Records excerpted from a collection
++++++++

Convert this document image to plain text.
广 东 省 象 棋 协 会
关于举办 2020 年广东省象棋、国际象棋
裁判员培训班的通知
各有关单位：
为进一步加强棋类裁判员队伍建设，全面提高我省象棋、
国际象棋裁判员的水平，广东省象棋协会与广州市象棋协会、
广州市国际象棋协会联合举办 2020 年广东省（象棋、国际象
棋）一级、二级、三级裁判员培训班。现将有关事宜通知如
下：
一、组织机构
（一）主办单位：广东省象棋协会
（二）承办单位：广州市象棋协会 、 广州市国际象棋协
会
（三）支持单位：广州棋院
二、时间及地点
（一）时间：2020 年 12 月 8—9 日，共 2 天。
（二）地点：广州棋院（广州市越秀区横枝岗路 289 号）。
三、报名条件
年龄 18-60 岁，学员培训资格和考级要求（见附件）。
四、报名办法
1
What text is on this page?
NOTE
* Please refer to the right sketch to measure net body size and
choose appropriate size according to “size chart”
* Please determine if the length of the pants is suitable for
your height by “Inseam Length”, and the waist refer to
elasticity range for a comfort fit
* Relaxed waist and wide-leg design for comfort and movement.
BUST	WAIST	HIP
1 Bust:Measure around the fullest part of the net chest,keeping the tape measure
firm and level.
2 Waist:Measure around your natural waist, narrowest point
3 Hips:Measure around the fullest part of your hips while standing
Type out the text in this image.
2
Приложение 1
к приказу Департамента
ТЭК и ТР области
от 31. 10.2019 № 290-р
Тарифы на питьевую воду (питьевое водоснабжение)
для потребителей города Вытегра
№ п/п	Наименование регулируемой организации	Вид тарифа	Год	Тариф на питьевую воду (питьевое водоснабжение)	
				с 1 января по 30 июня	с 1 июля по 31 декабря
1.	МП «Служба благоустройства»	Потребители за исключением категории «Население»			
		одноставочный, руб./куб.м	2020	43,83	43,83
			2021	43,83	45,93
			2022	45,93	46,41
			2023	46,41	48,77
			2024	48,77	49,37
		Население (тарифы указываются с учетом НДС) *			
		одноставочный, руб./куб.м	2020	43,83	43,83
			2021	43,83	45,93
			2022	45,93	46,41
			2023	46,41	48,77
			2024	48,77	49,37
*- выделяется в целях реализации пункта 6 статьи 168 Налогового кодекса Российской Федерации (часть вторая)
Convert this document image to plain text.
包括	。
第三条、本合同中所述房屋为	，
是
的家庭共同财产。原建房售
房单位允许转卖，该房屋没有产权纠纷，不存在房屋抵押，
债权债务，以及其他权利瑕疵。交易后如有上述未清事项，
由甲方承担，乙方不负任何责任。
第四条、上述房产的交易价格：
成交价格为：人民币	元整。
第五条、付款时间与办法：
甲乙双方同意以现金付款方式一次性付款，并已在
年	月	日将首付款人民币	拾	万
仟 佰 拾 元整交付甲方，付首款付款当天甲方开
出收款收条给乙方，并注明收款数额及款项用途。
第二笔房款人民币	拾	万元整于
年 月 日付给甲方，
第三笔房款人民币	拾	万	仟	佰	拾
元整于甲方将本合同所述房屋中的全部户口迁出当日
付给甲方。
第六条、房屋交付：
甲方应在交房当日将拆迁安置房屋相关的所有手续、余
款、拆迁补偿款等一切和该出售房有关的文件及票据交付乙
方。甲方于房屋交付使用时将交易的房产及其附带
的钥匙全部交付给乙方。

++++++++

## WHAT IS BEING ASKED
Quote each line above in full, word for word.

## ANSWER
Convert this document image to plain text.
广 东 省 象 棋 协 会
关于举办 2020 年广东省象棋、国际象棋
裁判员培训班的通知
各有关单位：
为进一步加强棋类裁判员队伍建设，全面提高我省象棋、
国际象棋裁判员的水平，广东省象棋协会与广州市象棋协会、
广州市国际象棋协会联合举办 2020 年广东省（象棋、国际象
棋）一级、二级、三级裁判员培训班。现将有关事宜通知如
下：
一、组织机构
（一）主办单位：广东省象棋协会
（二）承办单位：广州市象棋协会 、 广州市国际象棋协
会
（三）支持单位：广州棋院
二、时间及地点
（一）时间：2020 年 12 月 8—9 日，共 2 天。
（二）地点：广州棋院（广州市越秀区横枝岗路 289 号）。
三、报名条件
年龄 18-60 岁，学员培训资格和考级要求（见附件）。
四、报名办法
1
What text is on this page?
NOTE
* Please refer to the right sketch to measure net body size and
choose appropriate size according to “size chart”
* Please determine if the length of the pants is suitable for
your height by “Inseam Length”, and the waist refer to
elasticity range for a comfort fit
* Relaxed waist and wide-leg design for comfort and movement.
BUST	WAIST	HIP
1 Bust:Measure around the fullest part of the net chest,keeping the tape measure
firm and level.
2 Waist:Measure around your natural waist, narrowest point
3 Hips:Measure around the fullest part of your hips while standing
Type out the text in this image.
2
Приложение 1
к приказу Департамента
ТЭК и ТР области
от 31. 10.2019 № 290-р
Тарифы на питьевую воду (питьевое водоснабжение)
для потребителей города Вытегра
№ п/п	Наименование регулируемой организации	Вид тарифа	Год	Тариф на питьевую воду (питьевое водоснабжение)	
				с 1 января по 30 июня	с 1 июля по 31 декабря
1.	МП «Служба благоустройства»	Потребители за исключением категории «Население»			
		одноставочный, руб./куб.м	2020	43,83	43,83
			2021	43,83	45,93
			2022	45,93	46,41
			2023	46,41	48,77
			2024	48,77	49,37
		Население (тарифы указываются с учетом НДС) *			
		одноставочный, руб./куб.м	2020	43,83	43,83
			2021	43,83	45,93
			2022	45,93	46,41
			2023	46,41	48,77
			2024	48,77	49,37
*- выделяется в целях реализации пункта 6 статьи 168 Налогового кодекса Российской Федерации (часть вторая)
Convert this document image to plain text.
包括	。
第三条、本合同中所述房屋为	，
是
的家庭共同财产。原建房售
房单位允许转卖，该房屋没有产权纠纷，不存在房屋抵押，
债权债务，以及其他权利瑕疵。交易后如有上述未清事项，
由甲方承担，乙方不负任何责任。
第四条、上述房产的交易价格：
成交价格为：人民币	元整。
第五条、付款时间与办法：
甲乙双方同意以现金付款方式一次性付款，并已在
年	月	日将首付款人民币	拾	万
仟 佰 拾 元整交付甲方，付首款付款当天甲方开
出收款收条给乙方，并注明收款数额及款项用途。
第二笔房款人民币	拾	万元整于
年 月 日付给甲方，
第三笔房款人民币	拾	万	仟	佰	拾
元整于甲方将本合同所述房屋中的全部户口迁出当日
付给甲方。
第六条、房屋交付：
甲方应在交房当日将拆迁安置房屋相关的所有手续、余
款、拆迁补偿款等一切和该出售房有关的文件及票据交付乙
方。甲方于房屋交付使用时将交易的房产及其附带
的钥匙全部交付给乙方。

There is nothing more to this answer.